# [SUPPLIED DATA]
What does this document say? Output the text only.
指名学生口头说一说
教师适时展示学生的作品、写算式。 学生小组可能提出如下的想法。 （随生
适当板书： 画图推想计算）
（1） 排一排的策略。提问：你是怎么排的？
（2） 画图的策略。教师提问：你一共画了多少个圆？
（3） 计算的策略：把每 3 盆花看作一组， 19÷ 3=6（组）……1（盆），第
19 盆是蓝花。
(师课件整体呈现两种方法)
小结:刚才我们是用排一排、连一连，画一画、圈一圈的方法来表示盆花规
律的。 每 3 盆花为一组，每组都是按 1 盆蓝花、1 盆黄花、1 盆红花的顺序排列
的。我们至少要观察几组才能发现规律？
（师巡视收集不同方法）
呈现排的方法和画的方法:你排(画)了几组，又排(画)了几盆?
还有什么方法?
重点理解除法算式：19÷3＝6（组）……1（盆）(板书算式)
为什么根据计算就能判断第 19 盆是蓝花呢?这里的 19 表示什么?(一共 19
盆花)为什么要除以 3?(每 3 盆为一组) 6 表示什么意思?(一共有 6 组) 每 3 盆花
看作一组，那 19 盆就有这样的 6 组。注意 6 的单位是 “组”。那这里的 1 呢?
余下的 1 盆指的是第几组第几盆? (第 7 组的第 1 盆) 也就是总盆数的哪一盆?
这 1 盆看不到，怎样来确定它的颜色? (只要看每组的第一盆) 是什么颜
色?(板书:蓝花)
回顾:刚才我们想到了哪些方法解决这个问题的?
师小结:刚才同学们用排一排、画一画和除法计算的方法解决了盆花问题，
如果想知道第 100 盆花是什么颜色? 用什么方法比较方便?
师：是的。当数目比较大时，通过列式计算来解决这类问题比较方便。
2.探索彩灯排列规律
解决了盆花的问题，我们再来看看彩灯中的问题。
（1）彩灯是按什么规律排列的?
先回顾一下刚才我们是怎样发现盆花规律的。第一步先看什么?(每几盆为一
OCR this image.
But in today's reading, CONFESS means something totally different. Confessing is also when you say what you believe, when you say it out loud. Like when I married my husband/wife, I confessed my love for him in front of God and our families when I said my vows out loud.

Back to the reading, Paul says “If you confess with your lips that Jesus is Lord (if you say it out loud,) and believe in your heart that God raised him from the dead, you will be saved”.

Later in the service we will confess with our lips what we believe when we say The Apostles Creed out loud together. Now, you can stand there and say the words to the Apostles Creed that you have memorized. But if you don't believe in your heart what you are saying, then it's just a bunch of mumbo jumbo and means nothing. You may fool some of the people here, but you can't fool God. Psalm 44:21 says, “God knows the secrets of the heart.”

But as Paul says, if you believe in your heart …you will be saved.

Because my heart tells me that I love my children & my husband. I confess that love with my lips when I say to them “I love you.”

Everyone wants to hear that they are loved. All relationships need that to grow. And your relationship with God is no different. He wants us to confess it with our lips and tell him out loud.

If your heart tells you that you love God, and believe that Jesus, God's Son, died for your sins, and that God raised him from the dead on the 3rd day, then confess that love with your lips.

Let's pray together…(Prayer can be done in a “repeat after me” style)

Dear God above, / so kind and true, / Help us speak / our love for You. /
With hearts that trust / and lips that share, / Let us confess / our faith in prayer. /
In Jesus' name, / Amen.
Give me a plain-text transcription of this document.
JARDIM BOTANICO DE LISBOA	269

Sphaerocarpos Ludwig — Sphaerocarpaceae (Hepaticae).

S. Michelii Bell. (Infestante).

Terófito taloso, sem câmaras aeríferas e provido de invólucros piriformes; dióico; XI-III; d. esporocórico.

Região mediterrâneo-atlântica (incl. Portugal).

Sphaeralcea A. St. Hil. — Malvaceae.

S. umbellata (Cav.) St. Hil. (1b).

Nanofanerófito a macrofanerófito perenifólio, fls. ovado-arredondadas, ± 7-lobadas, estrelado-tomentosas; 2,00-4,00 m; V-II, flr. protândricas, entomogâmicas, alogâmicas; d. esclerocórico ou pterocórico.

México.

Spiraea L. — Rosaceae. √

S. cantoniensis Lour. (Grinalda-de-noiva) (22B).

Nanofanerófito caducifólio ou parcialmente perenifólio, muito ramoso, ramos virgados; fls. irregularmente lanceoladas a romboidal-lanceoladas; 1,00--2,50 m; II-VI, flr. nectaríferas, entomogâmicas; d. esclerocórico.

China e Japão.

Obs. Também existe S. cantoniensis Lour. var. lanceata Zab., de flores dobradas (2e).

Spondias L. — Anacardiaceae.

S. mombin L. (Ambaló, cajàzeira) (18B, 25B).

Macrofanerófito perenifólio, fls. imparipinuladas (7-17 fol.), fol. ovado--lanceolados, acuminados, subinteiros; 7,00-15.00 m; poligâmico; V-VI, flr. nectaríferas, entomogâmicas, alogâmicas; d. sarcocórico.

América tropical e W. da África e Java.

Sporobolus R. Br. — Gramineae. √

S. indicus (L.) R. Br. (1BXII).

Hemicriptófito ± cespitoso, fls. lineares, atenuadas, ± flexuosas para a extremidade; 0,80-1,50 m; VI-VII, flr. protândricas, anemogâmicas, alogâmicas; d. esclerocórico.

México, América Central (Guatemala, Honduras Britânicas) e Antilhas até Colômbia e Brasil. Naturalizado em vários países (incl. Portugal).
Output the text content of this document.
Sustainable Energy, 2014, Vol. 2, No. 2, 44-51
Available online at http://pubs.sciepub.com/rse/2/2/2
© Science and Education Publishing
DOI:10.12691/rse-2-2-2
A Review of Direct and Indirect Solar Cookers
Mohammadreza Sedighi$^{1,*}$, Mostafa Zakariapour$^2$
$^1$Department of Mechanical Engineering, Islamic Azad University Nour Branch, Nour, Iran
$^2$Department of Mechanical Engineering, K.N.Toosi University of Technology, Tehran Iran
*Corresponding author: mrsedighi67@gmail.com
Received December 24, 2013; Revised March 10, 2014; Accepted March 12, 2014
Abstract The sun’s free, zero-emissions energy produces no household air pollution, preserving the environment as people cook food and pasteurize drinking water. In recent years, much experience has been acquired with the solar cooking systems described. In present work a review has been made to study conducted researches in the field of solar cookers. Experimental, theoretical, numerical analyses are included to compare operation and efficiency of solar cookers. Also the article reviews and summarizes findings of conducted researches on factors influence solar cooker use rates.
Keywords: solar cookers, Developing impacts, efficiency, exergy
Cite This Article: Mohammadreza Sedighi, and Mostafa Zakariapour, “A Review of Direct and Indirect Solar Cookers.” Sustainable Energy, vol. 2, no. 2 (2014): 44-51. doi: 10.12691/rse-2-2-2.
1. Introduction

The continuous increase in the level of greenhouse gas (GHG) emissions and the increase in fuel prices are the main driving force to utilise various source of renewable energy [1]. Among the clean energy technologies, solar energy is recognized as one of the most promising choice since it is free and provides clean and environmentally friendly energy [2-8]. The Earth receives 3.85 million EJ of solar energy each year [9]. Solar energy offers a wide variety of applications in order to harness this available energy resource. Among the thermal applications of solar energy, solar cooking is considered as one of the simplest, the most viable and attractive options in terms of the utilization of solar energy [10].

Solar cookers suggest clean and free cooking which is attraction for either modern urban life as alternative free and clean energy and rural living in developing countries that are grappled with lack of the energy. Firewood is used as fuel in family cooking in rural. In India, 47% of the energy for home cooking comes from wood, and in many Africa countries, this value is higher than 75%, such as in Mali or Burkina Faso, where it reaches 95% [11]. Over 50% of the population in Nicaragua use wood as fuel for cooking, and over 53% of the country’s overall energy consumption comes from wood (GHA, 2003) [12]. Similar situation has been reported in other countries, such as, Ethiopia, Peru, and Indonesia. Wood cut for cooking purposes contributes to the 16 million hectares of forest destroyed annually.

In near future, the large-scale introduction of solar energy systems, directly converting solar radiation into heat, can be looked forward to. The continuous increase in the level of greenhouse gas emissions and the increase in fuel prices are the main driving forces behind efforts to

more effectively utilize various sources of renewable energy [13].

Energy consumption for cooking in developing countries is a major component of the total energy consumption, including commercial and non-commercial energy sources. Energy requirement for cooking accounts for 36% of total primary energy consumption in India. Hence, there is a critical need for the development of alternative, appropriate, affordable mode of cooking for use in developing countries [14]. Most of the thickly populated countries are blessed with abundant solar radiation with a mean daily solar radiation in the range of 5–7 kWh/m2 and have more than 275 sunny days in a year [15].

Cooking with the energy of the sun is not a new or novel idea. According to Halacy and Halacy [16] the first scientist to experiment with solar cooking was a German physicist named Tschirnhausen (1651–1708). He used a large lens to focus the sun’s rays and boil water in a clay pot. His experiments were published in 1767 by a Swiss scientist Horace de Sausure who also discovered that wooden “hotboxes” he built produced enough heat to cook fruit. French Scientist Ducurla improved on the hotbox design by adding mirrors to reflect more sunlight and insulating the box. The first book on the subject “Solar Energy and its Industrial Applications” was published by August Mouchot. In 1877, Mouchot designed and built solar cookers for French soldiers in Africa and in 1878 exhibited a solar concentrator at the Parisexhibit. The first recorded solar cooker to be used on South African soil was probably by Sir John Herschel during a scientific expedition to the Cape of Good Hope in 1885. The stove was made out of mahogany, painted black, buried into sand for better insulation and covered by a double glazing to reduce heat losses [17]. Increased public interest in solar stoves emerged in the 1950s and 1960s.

# [YOUR TASK]
Which lines hold the word "ovado"? Copy all of them.

# [COMPLETE OUTPUT]
Nanofanerófito a macrofanerófito perenifólio, fls. ovado-arredondadas, ± 7-lobadas, estrelado-tomentosas; 2,00-4,00 m; V-II, flr. protândricas, entomogâmicas, alogâmicas; d. esclerocórico ou pterocórico.
Macrofanerófito perenifólio, fls. imparipinuladas (7-17 fol.), fol. ovado--lanceolados, acuminados, subinteiros; 7,00-15.00 m; poligâmico; V-VI, flr. nectaríferas, entomogâmicas, alogâmicas; d. sarcocórico.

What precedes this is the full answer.